* [Exercise]:
Reproduce the listing below word for word, with no pictures.

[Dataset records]
-- begin --

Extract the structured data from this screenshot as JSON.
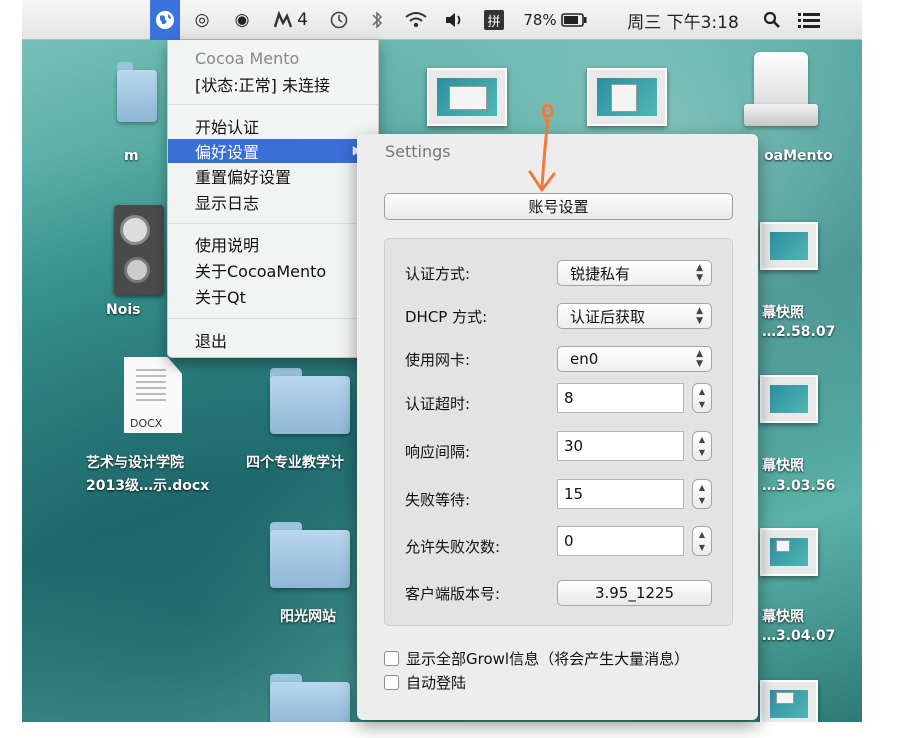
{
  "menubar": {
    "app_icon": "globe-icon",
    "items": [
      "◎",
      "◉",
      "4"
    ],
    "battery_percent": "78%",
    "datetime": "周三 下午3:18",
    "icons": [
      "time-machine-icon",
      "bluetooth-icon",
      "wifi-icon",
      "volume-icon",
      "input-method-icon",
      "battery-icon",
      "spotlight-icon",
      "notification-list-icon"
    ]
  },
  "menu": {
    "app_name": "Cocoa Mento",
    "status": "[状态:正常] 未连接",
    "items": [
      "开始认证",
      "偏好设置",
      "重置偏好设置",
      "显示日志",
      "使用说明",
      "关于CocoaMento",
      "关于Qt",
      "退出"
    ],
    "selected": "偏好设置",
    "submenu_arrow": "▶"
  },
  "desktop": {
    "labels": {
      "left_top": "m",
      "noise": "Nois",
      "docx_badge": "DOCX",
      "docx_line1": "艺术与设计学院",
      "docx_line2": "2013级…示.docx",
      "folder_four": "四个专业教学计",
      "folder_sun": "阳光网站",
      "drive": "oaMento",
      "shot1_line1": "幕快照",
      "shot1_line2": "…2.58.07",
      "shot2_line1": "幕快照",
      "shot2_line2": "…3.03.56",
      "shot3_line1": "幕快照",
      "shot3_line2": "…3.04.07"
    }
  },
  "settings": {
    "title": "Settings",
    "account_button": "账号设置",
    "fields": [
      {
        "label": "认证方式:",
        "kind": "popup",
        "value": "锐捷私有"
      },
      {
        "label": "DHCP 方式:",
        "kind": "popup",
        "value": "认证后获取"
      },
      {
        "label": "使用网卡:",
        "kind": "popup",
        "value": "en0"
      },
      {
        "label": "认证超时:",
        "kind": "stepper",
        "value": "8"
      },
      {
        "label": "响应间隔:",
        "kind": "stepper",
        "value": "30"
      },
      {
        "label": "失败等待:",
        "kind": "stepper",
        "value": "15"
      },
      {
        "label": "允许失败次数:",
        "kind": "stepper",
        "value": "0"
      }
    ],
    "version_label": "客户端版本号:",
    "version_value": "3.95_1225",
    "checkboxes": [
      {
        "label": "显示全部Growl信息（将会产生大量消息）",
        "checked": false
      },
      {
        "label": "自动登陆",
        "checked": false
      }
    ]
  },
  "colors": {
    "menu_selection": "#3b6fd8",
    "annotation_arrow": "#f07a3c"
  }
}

-- end --

* [Worked answer]:
Extract the structured data from this screenshot as JSON.
{
  "menubar": {
    "app_icon": "globe-icon",
    "items": [
      "◎",
      "◉",
      "4"
    ],
    "battery_percent": "78%",
    "datetime": "周三 下午3:18",
    "icons": [
      "time-machine-icon",
      "bluetooth-icon",
      "wifi-icon",
      "volume-icon",
      "input-method-icon",
      "battery-icon",
      "spotlight-icon",
      "notification-list-icon"
    ]
  },
  "menu": {
    "app_name": "Cocoa Mento",
    "status": "[状态:正常] 未连接",
    "items": [
      "开始认证",
      "偏好设置",
      "重置偏好设置",
      "显示日志",
      "使用说明",
      "关于CocoaMento",
      "关于Qt",
      "退出"
    ],
    "selected": "偏好设置",
    "submenu_arrow": "▶"
  },
  "desktop": {
    "labels": {
      "left_top": "m",
      "noise": "Nois",
      "docx_badge": "DOCX",
      "docx_line1": "艺术与设计学院",
      "docx_line2": "2013级…示.docx",
      "folder_four": "四个专业教学计",
      "folder_sun": "阳光网站",
      "drive": "oaMento",
      "shot1_line1": "幕快照",
      "shot1_line2": "…2.58.07",
      "shot2_line1": "幕快照",
      "shot2_line2": "…3.03.56",
      "shot3_line1": "幕快照",
      "shot3_line2": "…3.04.07"
    }
  },
  "settings": {
    "title": "Settings",
    "account_button": "账号设置",
    "fields": [
      {
        "label": "认证方式:",
        "kind": "popup",
        "value": "锐捷私有"
      },
      {
        "label": "DHCP 方式:",
        "kind": "popup",
        "value": "认证后获取"
      },
      {
        "label": "使用网卡:",
        "kind": "popup",
        "value": "en0"
      },
      {
        "label": "认证超时:",
        "kind": "stepper",
        "value": "8"
      },
      {
        "label": "响应间隔:",
        "kind": "stepper",
        "value": "30"
      },
      {
        "label": "失败等待:",
        "kind": "stepper",
        "value": "15"
      },
      {
        "label": "允许失败次数:",
        "kind": "stepper",
        "value": "0"
      }
    ],
    "version_label": "客户端版本号:",
    "version_value": "3.95_1225",
    "checkboxes": [
      {
        "label": "显示全部Growl信息（将会产生大量消息）",
        "checked": false
      },
      {
        "label": "自动登陆",
        "checked": false
      }
    ]
  },
  "colors": {
    "menu_selection": "#3b6fd8",
    "annotation_arrow": "#f07a3c"
  }
}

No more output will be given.